▶ What you have to do
Note how many lines contain "JSON" and give that number, with nothing else.

(Dataset records on visual material)

########################################

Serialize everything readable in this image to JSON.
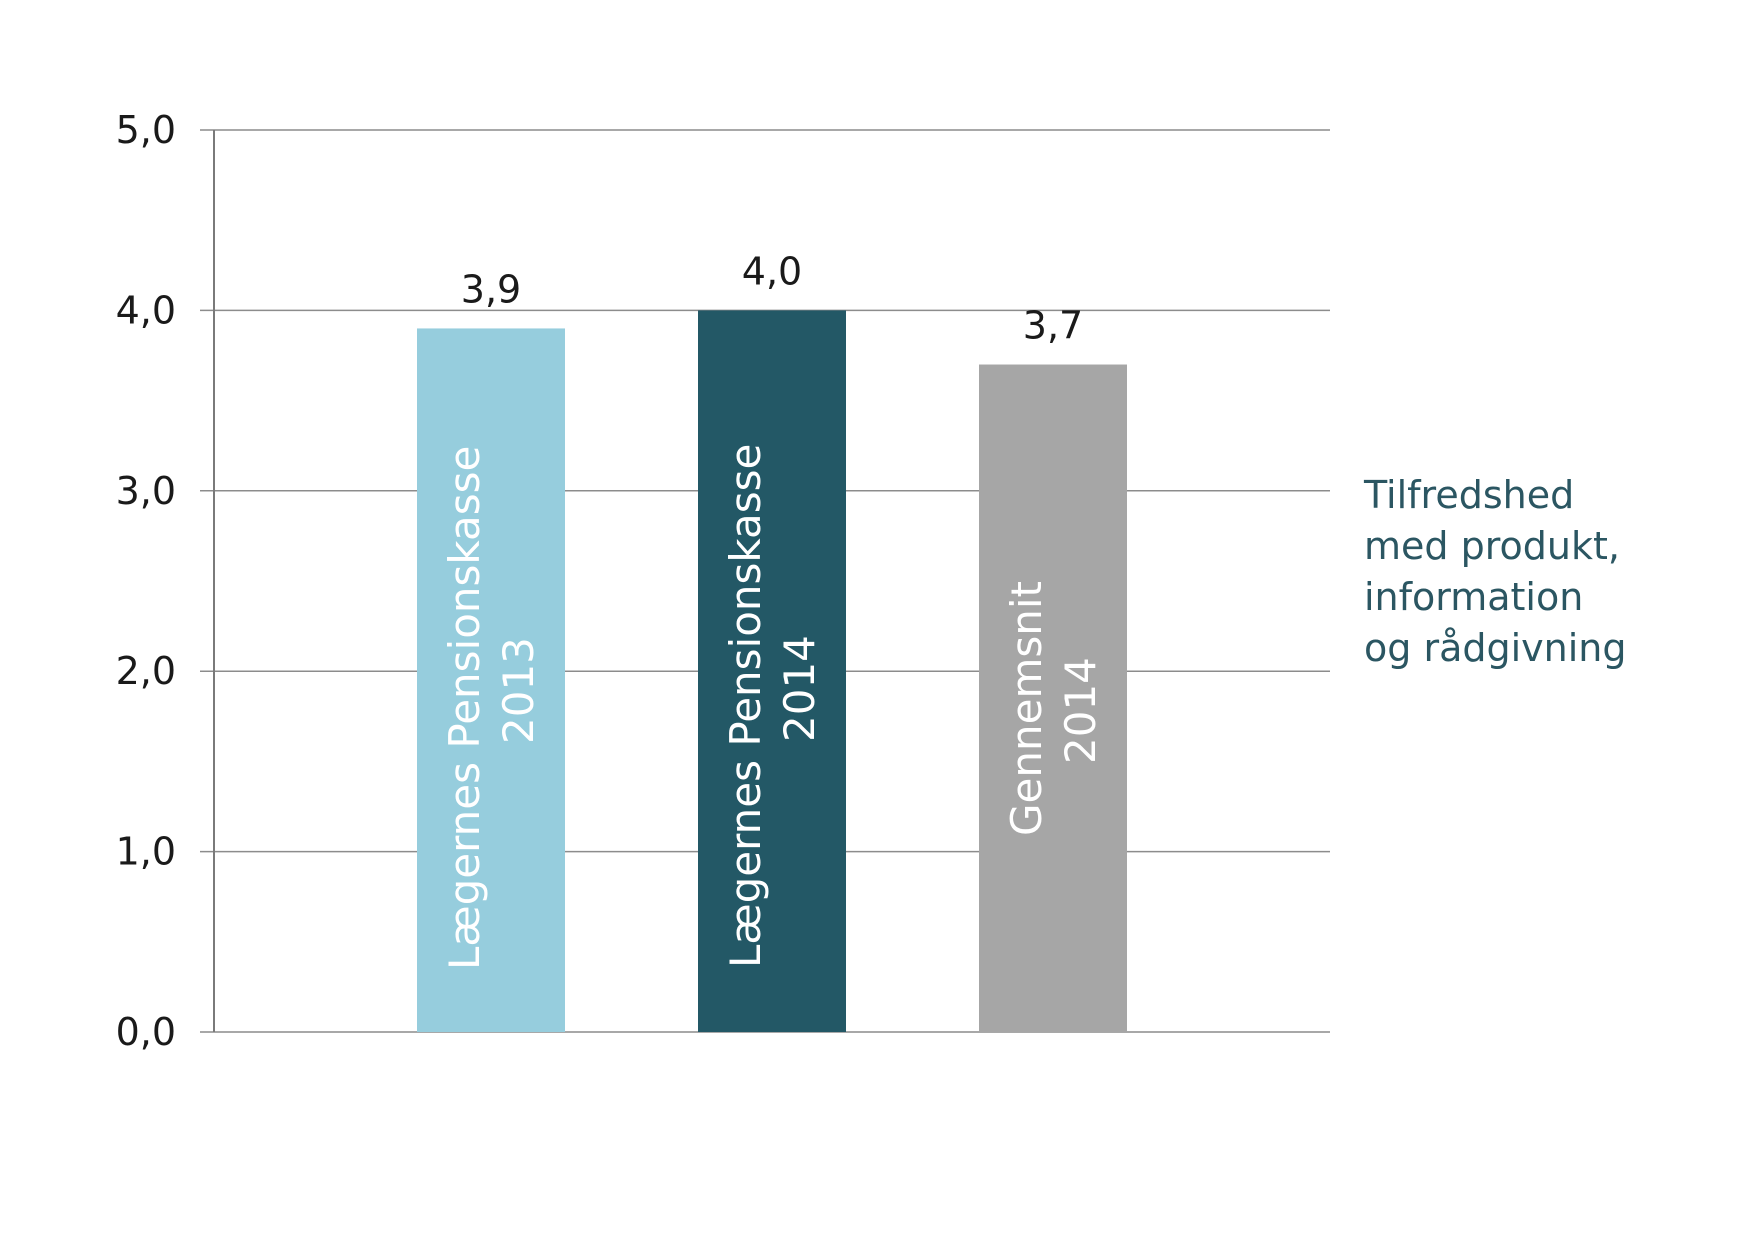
{
  "chart_data": {
    "type": "bar",
    "categories": [
      [
        "Lægernes Pensionskasse",
        "2013"
      ],
      [
        "Lægernes Pensionskasse",
        "2014"
      ],
      [
        "Gennemsnit",
        "2014"
      ]
    ],
    "values": [
      3.9,
      4.0,
      3.7
    ],
    "value_labels": [
      "3,9",
      "4,0",
      "3,7"
    ],
    "colors": [
      "#96cddd",
      "#235866",
      "#a6a6a6"
    ],
    "ylim": [
      0,
      5
    ],
    "yticks": [
      0,
      1,
      2,
      3,
      4,
      5
    ],
    "ytick_labels": [
      "0,0",
      "1,0",
      "2,0",
      "3,0",
      "4,0",
      "5,0"
    ],
    "grid": true,
    "legend": "none",
    "title": "",
    "xlabel": "",
    "ylabel": ""
  },
  "annotation": {
    "lines": [
      "Tilfredshed",
      "med produkt,",
      "information",
      "og rådgivning"
    ],
    "color": "#2b5662"
  }
}
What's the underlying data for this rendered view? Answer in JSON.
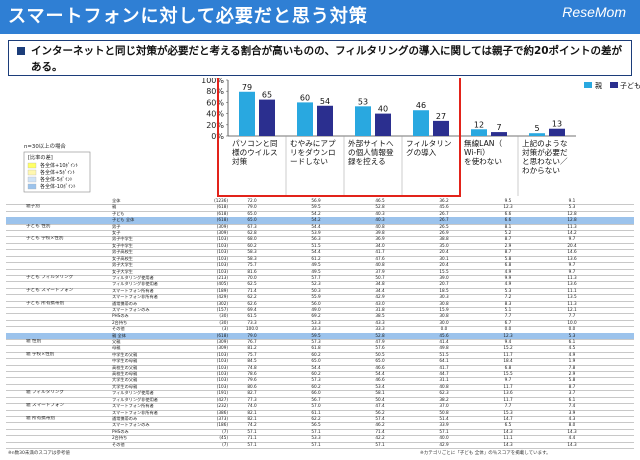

########################################

▶ Response below
2